━━━━━ ARTICLE ━━━━━

The walls of Mary Burke Morrow's science classroom at Lincoln East High School are covered with examples of student science projects and colorful motivational posters. But despite appearances, this isn’t a typical classroom.

Students are logging into EzGCM — that stands for Global Climate Modeling. It’s a system of computer models that lets you make detailed predictions about the future of Earth's climate.

Most universities don’t even have access to these computer models, because they require so much computing power.

But climate scientist Mark Chandler of Columbia University designed the EzGCM interface so that these teens can do the same kind of work he does at NASA’s Goddard Institute for Space Studies.

"So it essentially gives students access to large amounts of data from our climate model," Chandler said. "And it uses it in such a way that it forces them to kind of walk through the process of what we do at my Institute."

Students log into EzGCM on a web browser; the actual computer models are running on commercial servers, which is where the majority of the cost comes in.

EzGCM makes the computer models used by NASA climate scientists available to students at Lincoln Public Schools. (Screenshots provided by Mark Chandler)

Nebraska teens are emulating NASA scientists thanks to a grant from the National Science Foundation.

Chandler is co-leading the project to create a curriculum using EzGCM any teacher could use. University of Nebraska-Lincoln associate professor Cory Forbes is the other side of that partnership.

"It is critical for students to have these experiences, I think, to be able to understand the scientific dimensions of how scientists have arrived at this kind of understanding about Earth's climate," Forbes said.

Forbes is also the director of the National Collaborative for Research on Food, Energy, & Water Education, and he's passionate about climate change education.

"Putting those resources in the hands of teachers and the students is pretty novel," Forbes said. "There's not a lot of other existing resources out there like that."

So far the curriculum has been tested with more than a thousand students in four Lincoln Public Schools classrooms, including Mary Burke Morrow’s.

"We're very fortunate to have gotten the grant to do it. It allows the students to do things that are like way above the capacity of a normal classroom," Morrow said. "Rather than just kind of being given the information, they notice, wonder and start driving their own questions."

Students create "what if" scenarios based on various factors, like carbon dioxide in the atmosphere, sea surface temperature, cloud cover, and much more.

"We've done some of the things that affect Nebraska," Morrow said. "Nebraska is kind of like the corn state. What happens when another country is able to grow corn better than we can grow corn because we're too warm, and now they're too cold, but they'll be the optimal temperature?"

━━━━━ SUPPLIED INFORMATION ━━━━━

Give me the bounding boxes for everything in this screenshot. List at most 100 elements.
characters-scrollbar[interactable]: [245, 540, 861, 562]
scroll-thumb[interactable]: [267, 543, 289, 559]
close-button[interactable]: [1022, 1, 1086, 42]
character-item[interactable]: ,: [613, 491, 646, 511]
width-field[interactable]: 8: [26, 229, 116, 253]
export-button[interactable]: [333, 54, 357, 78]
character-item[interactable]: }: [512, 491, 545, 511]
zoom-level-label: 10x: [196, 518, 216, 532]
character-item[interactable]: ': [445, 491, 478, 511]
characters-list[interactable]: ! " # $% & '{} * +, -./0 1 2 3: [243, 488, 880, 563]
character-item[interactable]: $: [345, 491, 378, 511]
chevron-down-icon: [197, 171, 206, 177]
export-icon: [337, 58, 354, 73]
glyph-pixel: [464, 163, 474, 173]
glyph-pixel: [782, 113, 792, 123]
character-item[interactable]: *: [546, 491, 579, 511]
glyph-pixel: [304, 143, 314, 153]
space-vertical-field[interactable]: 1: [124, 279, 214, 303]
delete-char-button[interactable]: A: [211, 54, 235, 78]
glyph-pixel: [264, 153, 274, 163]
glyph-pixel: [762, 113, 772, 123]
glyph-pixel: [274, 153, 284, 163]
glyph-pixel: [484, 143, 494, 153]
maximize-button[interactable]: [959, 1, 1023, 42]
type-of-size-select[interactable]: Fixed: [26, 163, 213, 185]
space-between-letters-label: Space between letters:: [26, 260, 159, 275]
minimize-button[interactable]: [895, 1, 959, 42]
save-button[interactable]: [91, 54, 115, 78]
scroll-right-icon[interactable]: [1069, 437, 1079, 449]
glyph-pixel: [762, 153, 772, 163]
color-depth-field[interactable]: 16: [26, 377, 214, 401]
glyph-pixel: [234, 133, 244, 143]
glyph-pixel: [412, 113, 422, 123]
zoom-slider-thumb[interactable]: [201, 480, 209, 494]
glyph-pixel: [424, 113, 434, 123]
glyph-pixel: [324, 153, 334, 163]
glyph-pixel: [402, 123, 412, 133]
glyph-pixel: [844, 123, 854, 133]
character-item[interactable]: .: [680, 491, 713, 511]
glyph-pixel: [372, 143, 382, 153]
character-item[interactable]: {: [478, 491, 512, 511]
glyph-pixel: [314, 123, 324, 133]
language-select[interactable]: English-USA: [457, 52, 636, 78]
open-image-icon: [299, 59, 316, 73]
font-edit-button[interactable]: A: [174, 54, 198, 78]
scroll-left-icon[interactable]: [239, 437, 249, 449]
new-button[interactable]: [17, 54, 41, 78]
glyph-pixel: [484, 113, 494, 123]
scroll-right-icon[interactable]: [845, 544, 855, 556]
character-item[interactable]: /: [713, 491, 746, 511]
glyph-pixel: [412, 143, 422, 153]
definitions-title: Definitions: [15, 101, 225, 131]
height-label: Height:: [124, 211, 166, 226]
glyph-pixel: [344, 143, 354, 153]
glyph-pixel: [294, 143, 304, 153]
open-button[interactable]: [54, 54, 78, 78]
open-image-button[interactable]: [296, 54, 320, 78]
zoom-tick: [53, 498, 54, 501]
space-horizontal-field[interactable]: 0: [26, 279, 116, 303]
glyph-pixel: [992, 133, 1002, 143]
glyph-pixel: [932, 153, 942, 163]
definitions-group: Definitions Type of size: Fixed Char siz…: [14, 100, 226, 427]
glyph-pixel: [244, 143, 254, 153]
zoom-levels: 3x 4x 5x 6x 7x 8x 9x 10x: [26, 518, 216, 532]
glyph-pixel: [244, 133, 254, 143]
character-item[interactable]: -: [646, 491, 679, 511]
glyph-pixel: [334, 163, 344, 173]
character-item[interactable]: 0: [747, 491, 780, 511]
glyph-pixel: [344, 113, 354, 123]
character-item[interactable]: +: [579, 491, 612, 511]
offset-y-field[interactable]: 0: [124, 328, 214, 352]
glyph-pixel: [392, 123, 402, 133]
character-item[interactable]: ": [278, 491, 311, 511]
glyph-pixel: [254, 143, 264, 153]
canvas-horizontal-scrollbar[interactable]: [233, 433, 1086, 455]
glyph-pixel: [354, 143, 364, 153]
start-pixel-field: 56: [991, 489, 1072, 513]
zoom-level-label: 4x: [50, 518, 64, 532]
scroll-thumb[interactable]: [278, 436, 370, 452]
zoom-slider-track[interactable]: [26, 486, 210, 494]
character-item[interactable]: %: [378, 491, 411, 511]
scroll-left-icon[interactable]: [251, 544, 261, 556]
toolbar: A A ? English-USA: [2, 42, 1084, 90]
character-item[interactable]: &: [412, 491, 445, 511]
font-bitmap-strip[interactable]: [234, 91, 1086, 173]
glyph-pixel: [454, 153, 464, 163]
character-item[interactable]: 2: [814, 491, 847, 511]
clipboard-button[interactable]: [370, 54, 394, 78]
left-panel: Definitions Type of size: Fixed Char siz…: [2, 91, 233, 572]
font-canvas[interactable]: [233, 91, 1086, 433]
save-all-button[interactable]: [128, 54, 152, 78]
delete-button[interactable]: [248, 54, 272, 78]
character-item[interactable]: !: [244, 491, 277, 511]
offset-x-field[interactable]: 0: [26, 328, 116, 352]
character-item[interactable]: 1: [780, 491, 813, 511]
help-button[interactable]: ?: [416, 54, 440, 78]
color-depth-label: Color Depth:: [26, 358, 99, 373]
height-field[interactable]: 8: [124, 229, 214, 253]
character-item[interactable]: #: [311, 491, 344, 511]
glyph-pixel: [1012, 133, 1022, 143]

━━━━━

■ **CHALLENGE**
Can you copy everything in the climate modeling article from "So far the curriculum" down to "and much more."? The rows are separate material, unrelated to the article.

■ **WRITTEN ANSWER**
So far the curriculum has been tested with more than a thousand students in four Lincoln Public Schools classrooms, including Mary Burke Morrow’s.

"We're very fortunate to have gotten the grant to do it. It allows the students to do things that are like way above the capacity of a normal classroom," Morrow said. "Rather than just kind of being given the information, they notice, wonder and start driving their own questions."

Students create "what if" scenarios based on various factors, like carbon dioxide in the atmosphere, sea surface temperature, cloud cover, and much more.